Exercise instructions: All records are to be retyped faithfully and completely.
>> start Task material
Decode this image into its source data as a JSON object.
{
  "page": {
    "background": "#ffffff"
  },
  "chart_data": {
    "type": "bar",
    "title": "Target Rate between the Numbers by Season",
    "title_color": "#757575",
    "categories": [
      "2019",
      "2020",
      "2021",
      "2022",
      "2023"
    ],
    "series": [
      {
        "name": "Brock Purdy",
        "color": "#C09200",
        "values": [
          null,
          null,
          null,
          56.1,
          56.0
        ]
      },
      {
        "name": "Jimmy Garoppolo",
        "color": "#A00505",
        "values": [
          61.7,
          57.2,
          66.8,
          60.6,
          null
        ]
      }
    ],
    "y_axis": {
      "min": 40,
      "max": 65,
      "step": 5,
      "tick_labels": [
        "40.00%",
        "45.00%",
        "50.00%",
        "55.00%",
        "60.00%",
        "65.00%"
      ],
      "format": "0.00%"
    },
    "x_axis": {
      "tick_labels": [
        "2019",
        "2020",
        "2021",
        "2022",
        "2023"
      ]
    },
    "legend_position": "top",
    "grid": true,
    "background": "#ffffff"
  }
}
>> end Task material
Exercise result:
Decode this image into its source data as a JSON object.
{
  "page": {
    "background": "#ffffff"
  },
  "chart_data": {
    "type": "bar",
    "title": "Target Rate between the Numbers by Season",
    "title_color": "#757575",
    "categories": [
      "2019",
      "2020",
      "2021",
      "2022",
      "2023"
    ],
    "series": [
      {
        "name": "Brock Purdy",
        "color": "#C09200",
        "values": [
          null,
          null,
          null,
          56.1,
          56.0
        ]
      },
      {
        "name": "Jimmy Garoppolo",
        "color": "#A00505",
        "values": [
          61.7,
          57.2,
          66.8,
          60.6,
          null
        ]
      }
    ],
    "y_axis": {
      "min": 40,
      "max": 65,
      "step": 5,
      "tick_labels": [
        "40.00%",
        "45.00%",
        "50.00%",
        "55.00%",
        "60.00%",
        "65.00%"
      ],
      "format": "0.00%"
    },
    "x_axis": {
      "tick_labels": [
        "2019",
        "2020",
        "2021",
        "2022",
        "2023"
      ]
    },
    "legend_position": "top",
    "grid": true,
    "background": "#ffffff"
  }
}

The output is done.